**RECORDS SHOWN**.
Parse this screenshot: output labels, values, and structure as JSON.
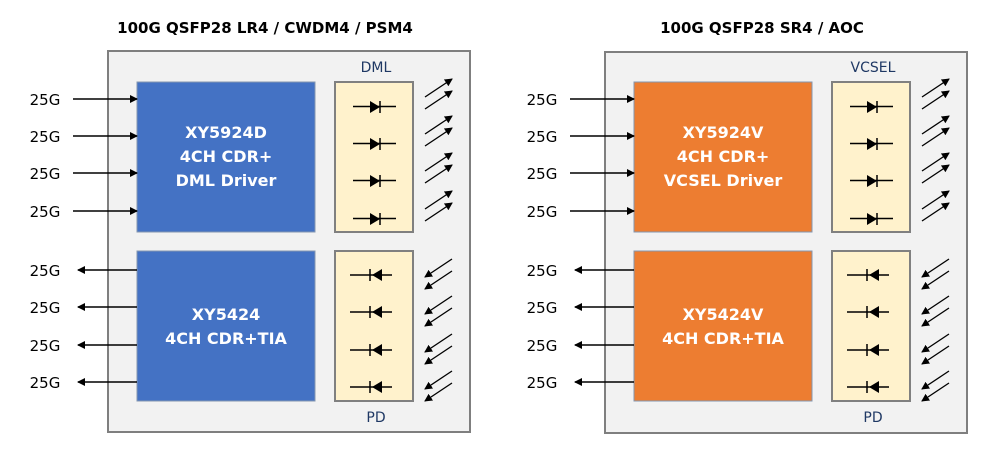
{
  "modules": [
    {
      "title": "100G QSFP28 LR4 / CWDM4 / PSM4",
      "tx_chip": {
        "lines": [
          "XY5924D",
          "4CH CDR+",
          "DML Driver"
        ],
        "color": "#4472C4"
      },
      "rx_chip": {
        "lines": [
          "XY5424",
          "4CH CDR+TIA"
        ],
        "color": "#4472C4"
      },
      "tx_optics_label": "DML",
      "rx_optics_label": "PD",
      "lane_labels_in": [
        "25G",
        "25G",
        "25G",
        "25G"
      ],
      "lane_labels_out": [
        "25G",
        "25G",
        "25G",
        "25G"
      ]
    },
    {
      "title": "100G QSFP28 SR4 / AOC",
      "tx_chip": {
        "lines": [
          "XY5924V",
          "4CH CDR+",
          "VCSEL Driver"
        ],
        "color": "#ED7D31"
      },
      "rx_chip": {
        "lines": [
          "XY5424V",
          "4CH CDR+TIA"
        ],
        "color": "#ED7D31"
      },
      "tx_optics_label": "VCSEL",
      "rx_optics_label": "PD",
      "lane_labels_in": [
        "25G",
        "25G",
        "25G",
        "25G"
      ],
      "lane_labels_out": [
        "25G",
        "25G",
        "25G",
        "25G"
      ]
    }
  ],
  "colors": {
    "panel": "#F2F2F2",
    "panel_border": "#7F7F7F",
    "optics_box": "#FFF2CC",
    "optics_label": "#1F3864"
  }
}
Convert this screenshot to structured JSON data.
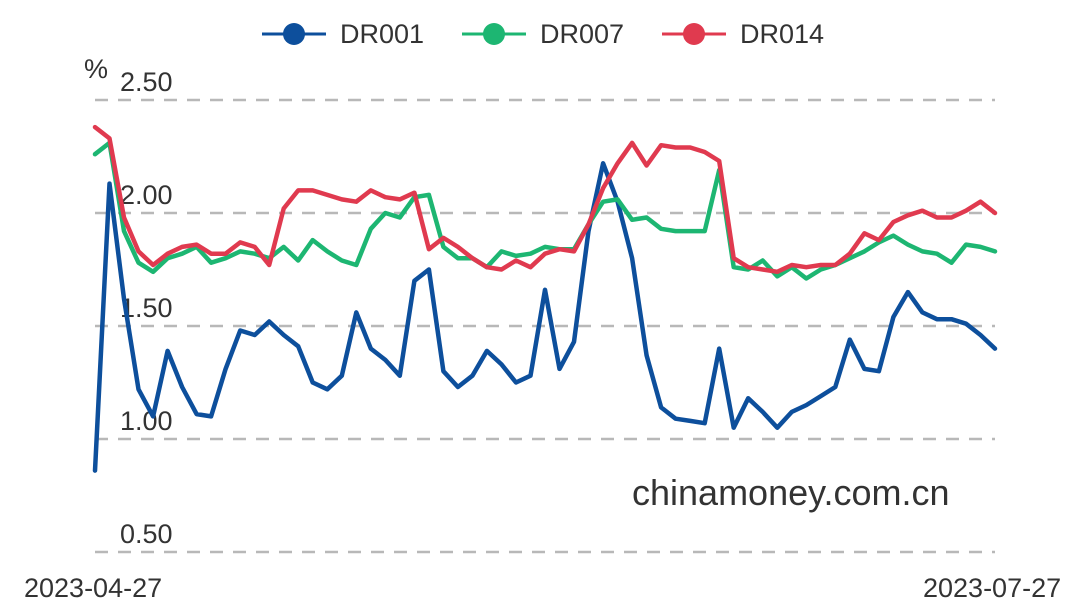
{
  "chart_data": {
    "type": "line",
    "title": "",
    "xlabel": "",
    "ylabel": "%",
    "ylim": [
      0.5,
      2.5
    ],
    "yticks": [
      "0.50",
      "1.00",
      "1.50",
      "2.00",
      "2.50"
    ],
    "grid": true,
    "legend_placement": "top",
    "x_start_label": "2023-04-27",
    "x_end_label": "2023-07-27",
    "watermark": "chinamoney.com.cn",
    "series": [
      {
        "name": "DR001",
        "color": "#0d4f9c",
        "values": [
          0.86,
          2.13,
          1.62,
          1.22,
          1.1,
          1.39,
          1.23,
          1.11,
          1.1,
          1.31,
          1.48,
          1.46,
          1.52,
          1.46,
          1.41,
          1.25,
          1.22,
          1.28,
          1.56,
          1.4,
          1.35,
          1.28,
          1.7,
          1.75,
          1.3,
          1.23,
          1.28,
          1.39,
          1.33,
          1.25,
          1.28,
          1.66,
          1.31,
          1.43,
          1.92,
          2.22,
          2.05,
          1.8,
          1.37,
          1.14,
          1.09,
          1.08,
          1.07,
          1.4,
          1.05,
          1.18,
          1.12,
          1.05,
          1.12,
          1.15,
          1.19,
          1.23,
          1.44,
          1.31,
          1.3,
          1.54,
          1.65,
          1.56,
          1.53,
          1.53,
          1.51,
          1.46,
          1.4
        ]
      },
      {
        "name": "DR007",
        "color": "#1db672",
        "values": [
          2.26,
          2.31,
          1.92,
          1.78,
          1.74,
          1.8,
          1.82,
          1.85,
          1.78,
          1.8,
          1.83,
          1.82,
          1.8,
          1.85,
          1.79,
          1.88,
          1.83,
          1.79,
          1.77,
          1.93,
          2.0,
          1.98,
          2.07,
          2.08,
          1.85,
          1.8,
          1.8,
          1.76,
          1.83,
          1.81,
          1.82,
          1.85,
          1.84,
          1.84,
          1.95,
          2.05,
          2.06,
          1.97,
          1.98,
          1.93,
          1.92,
          1.92,
          1.92,
          2.19,
          1.76,
          1.75,
          1.79,
          1.72,
          1.76,
          1.71,
          1.75,
          1.77,
          1.8,
          1.83,
          1.87,
          1.9,
          1.86,
          1.83,
          1.82,
          1.78,
          1.86,
          1.85,
          1.83
        ]
      },
      {
        "name": "DR014",
        "color": "#e03a4f",
        "values": [
          2.38,
          2.33,
          1.98,
          1.83,
          1.77,
          1.82,
          1.85,
          1.86,
          1.82,
          1.82,
          1.87,
          1.85,
          1.77,
          2.02,
          2.1,
          2.1,
          2.08,
          2.06,
          2.05,
          2.1,
          2.07,
          2.06,
          2.09,
          1.84,
          1.89,
          1.85,
          1.8,
          1.76,
          1.75,
          1.79,
          1.76,
          1.82,
          1.84,
          1.83,
          1.95,
          2.11,
          2.22,
          2.31,
          2.21,
          2.3,
          2.29,
          2.29,
          2.27,
          2.23,
          1.8,
          1.76,
          1.75,
          1.74,
          1.77,
          1.76,
          1.77,
          1.77,
          1.82,
          1.91,
          1.88,
          1.96,
          1.99,
          2.01,
          1.98,
          1.98,
          2.01,
          2.05,
          2.0
        ]
      }
    ]
  }
}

**TASK DETAILS**. Print the entries above exactly, taking out only the pictures.

**RESPONSE BELOW**.
Parse this screenshot: output labels, values, and structure as JSON.
{
  "modules": [
    {
      "title": "100G QSFP28 LR4 / CWDM4 / PSM4",
      "tx_chip": {
        "lines": [
          "XY5924D",
          "4CH CDR+",
          "DML Driver"
        ],
        "color": "#4472C4"
      },
      "rx_chip": {
        "lines": [
          "XY5424",
          "4CH CDR+TIA"
        ],
        "color": "#4472C4"
      },
      "tx_optics_label": "DML",
      "rx_optics_label": "PD",
      "lane_labels_in": [
        "25G",
        "25G",
        "25G",
        "25G"
      ],
      "lane_labels_out": [
        "25G",
        "25G",
        "25G",
        "25G"
      ]
    },
    {
      "title": "100G QSFP28 SR4 / AOC",
      "tx_chip": {
        "lines": [
          "XY5924V",
          "4CH CDR+",
          "VCSEL Driver"
        ],
        "color": "#ED7D31"
      },
      "rx_chip": {
        "lines": [
          "XY5424V",
          "4CH CDR+TIA"
        ],
        "color": "#ED7D31"
      },
      "tx_optics_label": "VCSEL",
      "rx_optics_label": "PD",
      "lane_labels_in": [
        "25G",
        "25G",
        "25G",
        "25G"
      ],
      "lane_labels_out": [
        "25G",
        "25G",
        "25G",
        "25G"
      ]
    }
  ],
  "colors": {
    "panel": "#F2F2F2",
    "panel_border": "#7F7F7F",
    "optics_box": "#FFF2CC",
    "optics_label": "#1F3864"
  }
}
Convert this screenshot to structured JSON data.
{
  "chart_data": {
    "type": "line",
    "title": "",
    "xlabel": "",
    "ylabel": "%",
    "ylim": [
      0.5,
      2.5
    ],
    "yticks": [
      "0.50",
      "1.00",
      "1.50",
      "2.00",
      "2.50"
    ],
    "grid": true,
    "legend_placement": "top",
    "x_start_label": "2023-04-27",
    "x_end_label": "2023-07-27",
    "watermark": "chinamoney.com.cn",
    "series": [
      {
        "name": "DR001",
        "color": "#0d4f9c",
        "values": [
          0.86,
          2.13,
          1.62,
          1.22,
          1.1,
          1.39,
          1.23,
          1.11,
          1.1,
          1.31,
          1.48,
          1.46,
          1.52,
          1.46,
          1.41,
          1.25,
          1.22,
          1.28,
          1.56,
          1.4,
          1.35,
          1.28,
          1.7,
          1.75,
          1.3,
          1.23,
          1.28,
          1.39,
          1.33,
          1.25,
          1.28,
          1.66,
          1.31,
          1.43,
          1.92,
          2.22,
          2.05,
          1.8,
          1.37,
          1.14,
          1.09,
          1.08,
          1.07,
          1.4,
          1.05,
          1.18,
          1.12,
          1.05,
          1.12,
          1.15,
          1.19,
          1.23,
          1.44,
          1.31,
          1.3,
          1.54,
          1.65,
          1.56,
          1.53,
          1.53,
          1.51,
          1.46,
          1.4
        ]
      },
      {
        "name": "DR007",
        "color": "#1db672",
        "values": [
          2.26,
          2.31,
          1.92,
          1.78,
          1.74,
          1.8,
          1.82,
          1.85,
          1.78,
          1.8,
          1.83,
          1.82,
          1.8,
          1.85,
          1.79,
          1.88,
          1.83,
          1.79,
          1.77,
          1.93,
          2.0,
          1.98,
          2.07,
          2.08,
          1.85,
          1.8,
          1.8,
          1.76,
          1.83,
          1.81,
          1.82,
          1.85,
          1.84,
          1.84,
          1.95,
          2.05,
          2.06,
          1.97,
          1.98,
          1.93,
          1.92,
          1.92,
          1.92,
          2.19,
          1.76,
          1.75,
          1.79,
          1.72,
          1.76,
          1.71,
          1.75,
          1.77,
          1.8,
          1.83,
          1.87,
          1.9,
          1.86,
          1.83,
          1.82,
          1.78,
          1.86,
          1.85,
          1.83
        ]
      },
      {
        "name": "DR014",
        "color": "#e03a4f",
        "values": [
          2.38,
          2.33,
          1.98,
          1.83,
          1.77,
          1.82,
          1.85,
          1.86,
          1.82,
          1.82,
          1.87,
          1.85,
          1.77,
          2.02,
          2.1,
          2.1,
          2.08,
          2.06,
          2.05,
          2.1,
          2.07,
          2.06,
          2.09,
          1.84,
          1.89,
          1.85,
          1.8,
          1.76,
          1.75,
          1.79,
          1.76,
          1.82,
          1.84,
          1.83,
          1.95,
          2.11,
          2.22,
          2.31,
          2.21,
          2.3,
          2.29,
          2.29,
          2.27,
          2.23,
          1.8,
          1.76,
          1.75,
          1.74,
          1.77,
          1.76,
          1.77,
          1.77,
          1.82,
          1.91,
          1.88,
          1.96,
          1.99,
          2.01,
          1.98,
          1.98,
          2.01,
          2.05,
          2.0
        ]
      }
    ]
  }
}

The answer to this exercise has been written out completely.